DATA SUPPLIED:
##########
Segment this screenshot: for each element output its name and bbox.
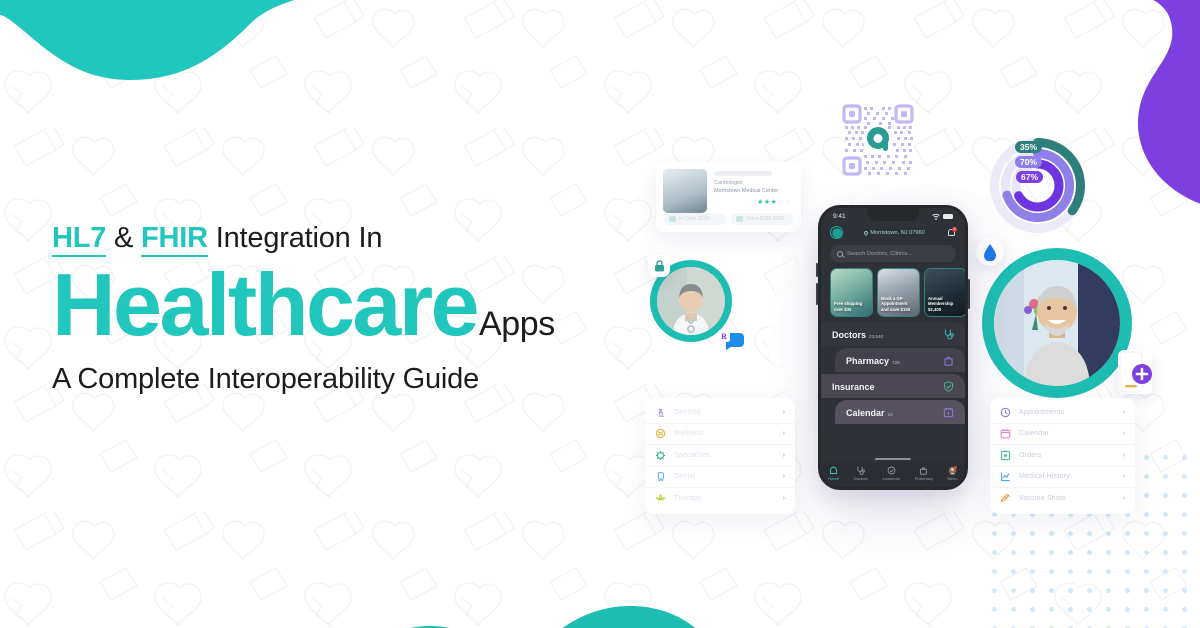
row-count: 16 [888,412,893,417]
patient-avatar-circle-right [982,248,1132,398]
rating-stars: ★★★☆☆ [757,198,791,206]
promo-card[interactable]: Annual Membership $2,400 [924,268,965,317]
ring-label-middle: 70% [1015,156,1042,168]
row-label: Doctors [832,330,866,340]
search-input[interactable]: Search Doctors, Clinics... [830,245,956,262]
home-icon [829,466,838,475]
chevron-right-icon: › [783,473,785,480]
water-drop-badge [976,238,1004,266]
illustration-group: 35% 70% 67% Cardiologist Morristown Medi… [620,0,1200,628]
shield-check-icon [887,466,896,475]
calendar-icon [943,407,954,418]
pharmacy-bag-icon [943,355,954,366]
chevron-right-icon: › [1123,495,1125,502]
tab-label: Insurance [882,476,900,481]
doctor-info-card[interactable]: Cardiologist Morristown Medical Center ★… [656,162,801,232]
stethoscope-icon [943,329,954,340]
lotus-icon [655,493,666,504]
row-count: 23,540 [869,334,883,339]
promo-label: Free shipping over $35 [834,301,869,313]
list-item[interactable]: Dental › [645,467,795,489]
tooth-icon [655,471,666,482]
promo-carousel[interactable]: Free shipping over $35 Book a GP Appoint… [821,262,965,321]
list-item-label: Medical History [1019,473,1115,480]
pharmacy-bag-icon [919,466,928,475]
video-consult-label: Video $180-$300 [746,216,784,222]
tab-insurance[interactable]: Insurance [882,466,900,482]
list-item[interactable]: Therapy › [645,488,795,510]
teal-cloud-top-left [0,0,450,200]
female-doctor-illustration [657,267,725,335]
row-label: Pharmacy [846,356,889,366]
tab-menu[interactable]: Menu [948,466,958,482]
smiling-patient-illustration [994,260,1120,386]
notification-bell[interactable]: 1 [946,228,956,238]
chevron-right-icon: › [783,495,785,502]
doctor-center: Morristown Medical Center [714,188,794,194]
in-clinic-label: In-Clinic $160 [679,216,710,222]
app-logo-a[interactable] [830,226,843,239]
hero-copy: HL7 & FHIR Integration In Healthcare App… [52,222,672,396]
shield-check-icon [943,381,954,392]
quick-actions-list-right: Appointments › Calendar › Orders › [990,398,1135,514]
video-consult-button[interactable]: Video $180-$300 [731,213,793,225]
phone-mockup: 9:41 Morristown, NJ 07960 [818,205,968,490]
location-label: Morristown, NJ 07960 [870,230,924,236]
category-rows: Doctors23,540 Pharmacy728 [821,321,965,455]
search-icon [837,251,843,257]
syringe-icon [1000,493,1011,504]
pill-icon [655,428,666,439]
doctor-specialty: Cardiologist [714,180,794,186]
medical-plus-badge [1118,350,1152,394]
list-item-label: Specialties [674,452,775,459]
list-item[interactable]: Wellness › [645,424,795,446]
list-item-label: Wellness [674,430,775,437]
patient-avatar-photo [994,260,1120,386]
row-label: Insurance [832,382,875,392]
row-insurance[interactable]: Insurance [821,374,965,398]
rx-prescription-icon: R [718,330,744,350]
list-item-label: Dentists [674,409,775,416]
promo-label: Book a GP Appointment and save $150 [881,296,916,313]
chevron-right-icon: › [1123,452,1125,459]
list-item[interactable]: Dentists › [645,402,795,424]
phone-notch [867,208,919,221]
status-time: 9:41 [833,213,846,220]
lock-icon [654,260,665,272]
headline-apps: Apps [479,305,555,344]
category-list-left: Dentists › Wellness › Specialties › [645,398,795,514]
rx-icon-badge: R [718,330,744,350]
video-icon [736,216,743,222]
list-item-label: Vaccine Shots [1019,495,1115,502]
doctor-photo [663,169,707,213]
row-calendar[interactable]: Calendar16 [835,400,965,424]
row-pharmacy[interactable]: Pharmacy728 [835,348,965,372]
ring-label-outer: 35% [1015,141,1042,153]
phone-screen: 9:41 Morristown, NJ 07960 [821,208,965,487]
headline-healthcare: Healthcare [52,261,477,349]
phone-power-button[interactable] [968,279,970,309]
list-item-label: Dental [674,473,775,480]
tab-label: Home [828,476,839,481]
list-item-label: Orders [1019,452,1115,459]
tab-label: Menu [948,476,958,481]
tab-home[interactable]: Home [828,466,839,482]
map-pin-icon [863,230,869,236]
list-item[interactable]: Vaccine Shots › [990,488,1135,510]
promo-card[interactable]: Book a GP Appointment and save $150 [877,268,920,317]
microscope-icon [655,407,666,418]
progress-rings-widget: 35% 70% 67% [985,133,1090,238]
list-item[interactable]: Calendar › [990,424,1135,446]
fhir-keyword: FHIR [141,222,208,257]
chevron-right-icon: › [1123,473,1125,480]
list-item-label: Appointments [1019,409,1115,416]
tab-label: Pharmacy [915,476,933,481]
chevron-right-icon: › [783,430,785,437]
row-doctors[interactable]: Doctors23,540 [821,322,965,346]
headline-line-2: Healthcare Apps [52,261,672,349]
chart-icon [1000,471,1011,482]
bottom-tab-bar: Home Doctors [821,462,965,487]
status-icons [932,214,953,220]
headline-line-1-rest: Integration In [208,222,382,254]
search-placeholder: Search Doctors, Clinics... [847,251,912,257]
list-item[interactable]: Appointments › [990,402,1135,424]
ampersand: & [106,222,141,254]
promo-label: Annual Membership $2,400 [928,296,963,313]
doctor-name-placeholder [714,171,772,176]
list-item-label: Calendar [1019,430,1115,437]
svg-text:R: R [721,332,727,341]
doctor-avatar-photo-left [657,267,725,335]
tab-doctors[interactable]: Doctors [854,466,868,482]
water-drop-icon [983,244,997,261]
ring-label-inner: 67% [1016,171,1043,183]
stethoscope-icon [856,466,865,475]
chevron-right-icon: › [783,452,785,459]
headline-line-1: HL7 & FHIR Integration In [52,222,672,255]
medical-cross-icon [1118,350,1152,394]
lock-icon-badge [648,255,670,277]
chevron-right-icon: › [1123,409,1125,416]
box-icon [1000,450,1011,461]
list-item-label: Therapy [674,495,775,502]
clock-icon [1000,407,1011,418]
avatar-menu-icon [948,466,957,475]
doctor-card-actions: In-Clinic $160 Video $180-$300 [664,213,793,225]
virus-icon [655,450,666,461]
list-item[interactable]: Medical History › [990,467,1135,489]
in-clinic-button[interactable]: In-Clinic $160 [664,213,726,225]
hl7-keyword: HL7 [52,222,106,257]
battery-icon [943,214,953,219]
home-indicator [875,458,911,460]
phone-volume-up-button[interactable] [816,263,818,277]
tab-pharmacy[interactable]: Pharmacy [915,466,933,482]
clinic-icon [669,216,676,222]
bell-badge: 1 [952,227,957,232]
location-chip[interactable]: Morristown, NJ 07960 [864,230,924,236]
calendar-icon [1000,428,1011,439]
qr-code[interactable] [842,104,914,176]
phone-volume-down-button[interactable] [816,283,818,305]
list-item[interactable]: Specialties › [645,445,795,467]
chevron-right-icon: › [783,409,785,416]
tab-label: Doctors [854,476,868,481]
banner-stage: HL7 & FHIR Integration In Healthcare App… [0,0,1200,628]
promo-card[interactable]: Free shipping over $35 [830,268,873,317]
row-label: Calendar [846,408,885,418]
row-count: 728 [892,360,900,365]
list-item[interactable]: Orders › [990,445,1135,467]
wifi-icon [932,214,940,220]
app-header: Morristown, NJ 07960 1 [821,222,965,242]
chevron-right-icon: › [1123,430,1125,437]
headline-subtitle: A Complete Interoperability Guide [52,363,672,396]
##########
THE PROBLEM: Return each line above word for word. Skip the pictures.

ANSWER TO THE EXERCISE:
Segment this screenshot: for each element output its name and bbox.
row-count: 16 [888,412,893,417]
patient-avatar-circle-right [982,248,1132,398]
rating-stars: ★★★☆☆ [757,198,791,206]
promo-card[interactable]: Annual Membership $2,400 [924,268,965,317]
ring-label-middle: 70% [1015,156,1042,168]
row-label: Doctors [832,330,866,340]
search-input[interactable]: Search Doctors, Clinics... [830,245,956,262]
home-icon [829,466,838,475]
chevron-right-icon: › [783,473,785,480]
water-drop-badge [976,238,1004,266]
illustration-group: 35% 70% 67% Cardiologist Morristown Medi… [620,0,1200,628]
shield-check-icon [887,466,896,475]
calendar-icon [943,407,954,418]
pharmacy-bag-icon [943,355,954,366]
chevron-right-icon: › [1123,495,1125,502]
tab-label: Insurance [882,476,900,481]
doctor-info-card[interactable]: Cardiologist Morristown Medical Center ★… [656,162,801,232]
stethoscope-icon [943,329,954,340]
lotus-icon [655,493,666,504]
row-count: 23,540 [869,334,883,339]
promo-label: Free shipping over $35 [834,301,869,313]
list-item[interactable]: Dental › [645,467,795,489]
tooth-icon [655,471,666,482]
promo-carousel[interactable]: Free shipping over $35 Book a GP Appoint… [821,262,965,321]
list-item-label: Medical History [1019,473,1115,480]
pharmacy-bag-icon [919,466,928,475]
video-consult-label: Video $180-$300 [746,216,784,222]
tab-insurance[interactable]: Insurance [882,466,900,482]
list-item[interactable]: Therapy › [645,488,795,510]
teal-cloud-top-left [0,0,450,200]
female-doctor-illustration [657,267,725,335]
row-label: Pharmacy [846,356,889,366]
tab-menu[interactable]: Menu [948,466,958,482]
smiling-patient-illustration [994,260,1120,386]
notification-bell[interactable]: 1 [946,228,956,238]
chevron-right-icon: › [783,495,785,502]
doctor-center: Morristown Medical Center [714,188,794,194]
in-clinic-label: In-Clinic $160 [679,216,710,222]
app-logo-a[interactable] [830,226,843,239]
hero-copy: HL7 & FHIR Integration In Healthcare App… [52,222,672,396]
shield-check-icon [943,381,954,392]
quick-actions-list-right: Appointments › Calendar › Orders › [990,398,1135,514]
video-consult-button[interactable]: Video $180-$300 [731,213,793,225]
phone-mockup: 9:41 Morristown, NJ 07960 [818,205,968,490]
location-label: Morristown, NJ 07960 [870,230,924,236]
category-rows: Doctors23,540 Pharmacy728 [821,321,965,455]
search-icon [837,251,843,257]
syringe-icon [1000,493,1011,504]
pill-icon [655,428,666,439]
doctor-specialty: Cardiologist [714,180,794,186]
medical-plus-badge [1118,350,1152,394]
list-item-label: Specialties [674,452,775,459]
list-item[interactable]: Wellness › [645,424,795,446]
list-item-label: Wellness [674,430,775,437]
patient-avatar-photo [994,260,1120,386]
row-label: Insurance [832,382,875,392]
row-insurance[interactable]: Insurance [821,374,965,398]
rx-prescription-icon: R [718,330,744,350]
list-item-label: Dentists [674,409,775,416]
promo-label: Book a GP Appointment and save $150 [881,296,916,313]
chevron-right-icon: › [1123,452,1125,459]
list-item[interactable]: Dentists › [645,402,795,424]
phone-notch [867,208,919,221]
status-time: 9:41 [833,213,846,220]
lock-icon [654,260,665,272]
headline-apps: Apps [479,305,555,344]
category-list-left: Dentists › Wellness › Specialties › [645,398,795,514]
rx-icon-badge: R [718,330,744,350]
video-icon [736,216,743,222]
list-item-label: Vaccine Shots [1019,495,1115,502]
doctor-photo [663,169,707,213]
row-calendar[interactable]: Calendar16 [835,400,965,424]
row-pharmacy[interactable]: Pharmacy728 [835,348,965,372]
ring-label-outer: 35% [1015,141,1042,153]
phone-screen: 9:41 Morristown, NJ 07960 [821,208,965,487]
headline-healthcare: Healthcare [52,261,477,349]
phone-power-button[interactable] [968,279,970,309]
list-item-label: Dental [674,473,775,480]
tab-label: Home [828,476,839,481]
list-item-label: Orders [1019,452,1115,459]
tab-label: Menu [948,476,958,481]
tab-home[interactable]: Home [828,466,839,482]
map-pin-icon [863,230,869,236]
list-item[interactable]: Vaccine Shots › [990,488,1135,510]
promo-card[interactable]: Book a GP Appointment and save $150 [877,268,920,317]
microscope-icon [655,407,666,418]
progress-rings-widget: 35% 70% 67% [985,133,1090,238]
list-item[interactable]: Calendar › [990,424,1135,446]
fhir-keyword: FHIR [141,222,208,257]
chevron-right-icon: › [1123,473,1125,480]
list-item-label: Appointments [1019,409,1115,416]
tab-label: Pharmacy [915,476,933,481]
chevron-right-icon: › [783,430,785,437]
row-doctors[interactable]: Doctors23,540 [821,322,965,346]
headline-line-2: Healthcare Apps [52,261,672,349]
chart-icon [1000,471,1011,482]
bottom-tab-bar: Home Doctors [821,462,965,487]
status-icons [932,214,953,220]
headline-line-1-rest: Integration In [208,222,382,254]
search-placeholder: Search Doctors, Clinics... [847,251,912,257]
list-item[interactable]: Appointments › [990,402,1135,424]
ampersand: & [106,222,141,254]
promo-label: Annual Membership $2,400 [928,296,963,313]
doctor-name-placeholder [714,171,772,176]
list-item-label: Calendar [1019,430,1115,437]
svg-text:R: R [721,332,727,341]
doctor-avatar-photo-left [657,267,725,335]
tab-doctors[interactable]: Doctors [854,466,868,482]
water-drop-icon [983,244,997,261]
ring-label-inner: 67% [1016,171,1043,183]
stethoscope-icon [856,466,865,475]
chevron-right-icon: › [783,452,785,459]
headline-line-1: HL7 & FHIR Integration In [52,222,672,255]
medical-cross-icon [1118,350,1152,394]
lock-icon-badge [648,255,670,277]
chevron-right-icon: › [1123,409,1125,416]
box-icon [1000,450,1011,461]
list-item-label: Therapy [674,495,775,502]
clock-icon [1000,407,1011,418]
avatar-menu-icon [948,466,957,475]
doctor-card-actions: In-Clinic $160 Video $180-$300 [664,213,793,225]
virus-icon [655,450,666,461]
list-item[interactable]: Medical History › [990,467,1135,489]
in-clinic-button[interactable]: In-Clinic $160 [664,213,726,225]
hl7-keyword: HL7 [52,222,106,257]
battery-icon [943,214,953,219]
home-indicator [875,458,911,460]
phone-volume-up-button[interactable] [816,263,818,277]
tab-pharmacy[interactable]: Pharmacy [915,466,933,482]
clinic-icon [669,216,676,222]
bell-badge: 1 [952,227,957,232]
location-chip[interactable]: Morristown, NJ 07960 [864,230,924,236]
calendar-icon [1000,428,1011,439]
qr-code[interactable] [842,104,914,176]
phone-volume-down-button[interactable] [816,283,818,305]
list-item[interactable]: Specialties › [645,445,795,467]
chevron-right-icon: › [783,409,785,416]
tab-label: Doctors [854,476,868,481]
banner-stage: HL7 & FHIR Integration In Healthcare App… [0,0,1200,628]
promo-card[interactable]: Free shipping over $35 [830,268,873,317]
row-label: Calendar [846,408,885,418]
row-count: 728 [892,360,900,365]
list-item[interactable]: Orders › [990,445,1135,467]
wifi-icon [932,214,940,220]
app-header: Morristown, NJ 07960 1 [821,222,965,242]
chevron-right-icon: › [1123,430,1125,437]
headline-subtitle: A Complete Interoperability Guide [52,363,672,396]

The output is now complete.